** start of DATASET **

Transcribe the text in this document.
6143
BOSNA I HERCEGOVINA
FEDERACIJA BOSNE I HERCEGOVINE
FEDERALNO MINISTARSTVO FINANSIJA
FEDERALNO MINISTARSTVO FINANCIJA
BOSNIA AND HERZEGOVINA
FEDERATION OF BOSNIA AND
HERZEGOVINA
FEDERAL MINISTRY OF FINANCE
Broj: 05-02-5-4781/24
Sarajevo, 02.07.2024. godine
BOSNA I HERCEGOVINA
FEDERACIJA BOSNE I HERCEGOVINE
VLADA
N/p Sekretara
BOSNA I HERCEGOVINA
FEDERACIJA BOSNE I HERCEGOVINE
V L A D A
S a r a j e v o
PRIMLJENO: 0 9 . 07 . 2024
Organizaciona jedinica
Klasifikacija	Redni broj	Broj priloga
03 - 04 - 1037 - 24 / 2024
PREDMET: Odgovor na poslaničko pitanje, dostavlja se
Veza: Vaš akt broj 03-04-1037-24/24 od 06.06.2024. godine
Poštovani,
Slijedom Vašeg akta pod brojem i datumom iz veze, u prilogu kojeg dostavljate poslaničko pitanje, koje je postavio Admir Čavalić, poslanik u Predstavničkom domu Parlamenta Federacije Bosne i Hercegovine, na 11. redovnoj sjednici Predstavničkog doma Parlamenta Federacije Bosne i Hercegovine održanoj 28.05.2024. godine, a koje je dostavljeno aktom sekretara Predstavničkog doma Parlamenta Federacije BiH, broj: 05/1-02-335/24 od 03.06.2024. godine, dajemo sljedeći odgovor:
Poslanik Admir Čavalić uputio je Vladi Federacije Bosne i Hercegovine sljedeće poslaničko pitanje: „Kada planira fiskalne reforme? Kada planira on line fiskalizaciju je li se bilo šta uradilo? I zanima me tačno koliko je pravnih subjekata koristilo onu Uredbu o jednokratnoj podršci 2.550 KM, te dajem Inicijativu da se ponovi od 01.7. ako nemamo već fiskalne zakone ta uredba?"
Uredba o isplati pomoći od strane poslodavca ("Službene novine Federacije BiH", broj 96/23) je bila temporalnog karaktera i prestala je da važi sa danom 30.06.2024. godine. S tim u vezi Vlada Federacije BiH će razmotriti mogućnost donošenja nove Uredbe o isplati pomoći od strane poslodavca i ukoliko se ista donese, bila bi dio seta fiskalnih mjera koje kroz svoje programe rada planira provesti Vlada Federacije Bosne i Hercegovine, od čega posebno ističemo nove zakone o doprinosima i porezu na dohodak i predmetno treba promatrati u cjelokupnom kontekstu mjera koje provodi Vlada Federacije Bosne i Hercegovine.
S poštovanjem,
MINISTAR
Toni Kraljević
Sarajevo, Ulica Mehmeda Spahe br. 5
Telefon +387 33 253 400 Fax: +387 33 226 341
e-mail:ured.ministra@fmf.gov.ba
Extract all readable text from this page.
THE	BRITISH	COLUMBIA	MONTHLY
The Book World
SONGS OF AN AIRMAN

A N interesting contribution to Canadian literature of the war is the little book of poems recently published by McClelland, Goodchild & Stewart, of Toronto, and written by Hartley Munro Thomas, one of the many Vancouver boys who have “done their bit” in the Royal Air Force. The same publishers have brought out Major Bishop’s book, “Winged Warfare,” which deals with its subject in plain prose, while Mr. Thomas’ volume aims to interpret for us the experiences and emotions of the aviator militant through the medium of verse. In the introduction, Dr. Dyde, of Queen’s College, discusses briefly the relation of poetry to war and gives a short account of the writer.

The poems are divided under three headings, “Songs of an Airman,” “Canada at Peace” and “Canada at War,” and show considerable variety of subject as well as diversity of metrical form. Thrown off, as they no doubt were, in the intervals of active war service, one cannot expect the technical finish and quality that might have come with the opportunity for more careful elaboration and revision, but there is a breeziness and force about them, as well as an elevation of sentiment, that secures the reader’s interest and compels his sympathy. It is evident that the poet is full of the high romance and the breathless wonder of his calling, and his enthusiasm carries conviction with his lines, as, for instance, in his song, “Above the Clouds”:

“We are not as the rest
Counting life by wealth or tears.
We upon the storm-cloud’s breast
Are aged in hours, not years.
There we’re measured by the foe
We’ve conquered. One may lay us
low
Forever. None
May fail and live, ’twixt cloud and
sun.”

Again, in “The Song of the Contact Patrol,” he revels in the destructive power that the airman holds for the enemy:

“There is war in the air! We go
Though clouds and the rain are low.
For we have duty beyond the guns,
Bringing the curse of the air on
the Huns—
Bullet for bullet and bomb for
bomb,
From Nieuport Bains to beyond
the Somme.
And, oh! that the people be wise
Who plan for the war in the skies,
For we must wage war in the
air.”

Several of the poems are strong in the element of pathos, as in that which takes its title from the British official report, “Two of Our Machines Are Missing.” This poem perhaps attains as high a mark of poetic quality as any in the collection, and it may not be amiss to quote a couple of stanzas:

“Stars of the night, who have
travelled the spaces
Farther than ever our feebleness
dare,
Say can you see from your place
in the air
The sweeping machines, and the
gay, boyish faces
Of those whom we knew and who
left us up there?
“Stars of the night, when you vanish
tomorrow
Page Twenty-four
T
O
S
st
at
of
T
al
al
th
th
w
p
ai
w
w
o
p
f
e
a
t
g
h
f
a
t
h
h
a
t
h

** end of DATASET **

WHAT IS ASKED
Reproduce each line of the material above precisely.

RESPONSE FOR THIS EXERCISE
Transcribe the text in this document.
6143
BOSNA I HERCEGOVINA
FEDERACIJA BOSNE I HERCEGOVINE
FEDERALNO MINISTARSTVO FINANSIJA
FEDERALNO MINISTARSTVO FINANCIJA
BOSNIA AND HERZEGOVINA
FEDERATION OF BOSNIA AND
HERZEGOVINA
FEDERAL MINISTRY OF FINANCE
Broj: 05-02-5-4781/24
Sarajevo, 02.07.2024. godine
BOSNA I HERCEGOVINA
FEDERACIJA BOSNE I HERCEGOVINE
VLADA
N/p Sekretara
BOSNA I HERCEGOVINA
FEDERACIJA BOSNE I HERCEGOVINE
V L A D A
S a r a j e v o
PRIMLJENO: 0 9 . 07 . 2024
Organizaciona jedinica
Klasifikacija	Redni broj	Broj priloga
03 - 04 - 1037 - 24 / 2024
PREDMET: Odgovor na poslaničko pitanje, dostavlja se
Veza: Vaš akt broj 03-04-1037-24/24 od 06.06.2024. godine
Poštovani,
Slijedom Vašeg akta pod brojem i datumom iz veze, u prilogu kojeg dostavljate poslaničko pitanje, koje je postavio Admir Čavalić, poslanik u Predstavničkom domu Parlamenta Federacije Bosne i Hercegovine, na 11. redovnoj sjednici Predstavničkog doma Parlamenta Federacije Bosne i Hercegovine održanoj 28.05.2024. godine, a koje je dostavljeno aktom sekretara Predstavničkog doma Parlamenta Federacije BiH, broj: 05/1-02-335/24 od 03.06.2024. godine, dajemo sljedeći odgovor:
Poslanik Admir Čavalić uputio je Vladi Federacije Bosne i Hercegovine sljedeće poslaničko pitanje: „Kada planira fiskalne reforme? Kada planira on line fiskalizaciju je li se bilo šta uradilo? I zanima me tačno koliko je pravnih subjekata koristilo onu Uredbu o jednokratnoj podršci 2.550 KM, te dajem Inicijativu da se ponovi od 01.7. ako nemamo već fiskalne zakone ta uredba?"
Uredba o isplati pomoći od strane poslodavca ("Službene novine Federacije BiH", broj 96/23) je bila temporalnog karaktera i prestala je da važi sa danom 30.06.2024. godine. S tim u vezi Vlada Federacije BiH će razmotriti mogućnost donošenja nove Uredbe o isplati pomoći od strane poslodavca i ukoliko se ista donese, bila bi dio seta fiskalnih mjera koje kroz svoje programe rada planira provesti Vlada Federacije Bosne i Hercegovine, od čega posebno ističemo nove zakone o doprinosima i porezu na dohodak i predmetno treba promatrati u cjelokupnom kontekstu mjera koje provodi Vlada Federacije Bosne i Hercegovine.
S poštovanjem,
MINISTAR
Toni Kraljević
Sarajevo, Ulica Mehmeda Spahe br. 5
Telefon +387 33 253 400 Fax: +387 33 226 341
e-mail:ured.ministra@fmf.gov.ba
Extract all readable text from this page.
THE	BRITISH	COLUMBIA	MONTHLY
The Book World
SONGS OF AN AIRMAN

A N interesting contribution to Canadian literature of the war is the little book of poems recently published by McClelland, Goodchild & Stewart, of Toronto, and written by Hartley Munro Thomas, one of the many Vancouver boys who have “done their bit” in the Royal Air Force. The same publishers have brought out Major Bishop’s book, “Winged Warfare,” which deals with its subject in plain prose, while Mr. Thomas’ volume aims to interpret for us the experiences and emotions of the aviator militant through the medium of verse. In the introduction, Dr. Dyde, of Queen’s College, discusses briefly the relation of poetry to war and gives a short account of the writer.

The poems are divided under three headings, “Songs of an Airman,” “Canada at Peace” and “Canada at War,” and show considerable variety of subject as well as diversity of metrical form. Thrown off, as they no doubt were, in the intervals of active war service, one cannot expect the technical finish and quality that might have come with the opportunity for more careful elaboration and revision, but there is a breeziness and force about them, as well as an elevation of sentiment, that secures the reader’s interest and compels his sympathy. It is evident that the poet is full of the high romance and the breathless wonder of his calling, and his enthusiasm carries conviction with his lines, as, for instance, in his song, “Above the Clouds”:

“We are not as the rest
Counting life by wealth or tears.
We upon the storm-cloud’s breast
Are aged in hours, not years.
There we’re measured by the foe
We’ve conquered. One may lay us
low
Forever. None
May fail and live, ’twixt cloud and
sun.”

Again, in “The Song of the Contact Patrol,” he revels in the destructive power that the airman holds for the enemy:

“There is war in the air! We go
Though clouds and the rain are low.
For we have duty beyond the guns,
Bringing the curse of the air on
the Huns—
Bullet for bullet and bomb for
bomb,
From Nieuport Bains to beyond
the Somme.
And, oh! that the people be wise
Who plan for the war in the skies,
For we must wage war in the
air.”

Several of the poems are strong in the element of pathos, as in that which takes its title from the British official report, “Two of Our Machines Are Missing.” This poem perhaps attains as high a mark of poetic quality as any in the collection, and it may not be amiss to quote a couple of stanzas:

“Stars of the night, who have
travelled the spaces
Farther than ever our feebleness
dare,
Say can you see from your place
in the air
The sweeping machines, and the
gay, boyish faces
Of those whom we knew and who
left us up there?
“Stars of the night, when you vanish
tomorrow
Page Twenty-four
T
O
S
st
at
of
T
al
al
th
th
w
p
ai
w
w
o
p
f
e
a
t
g
h
f
a
t
h
h
a
t
h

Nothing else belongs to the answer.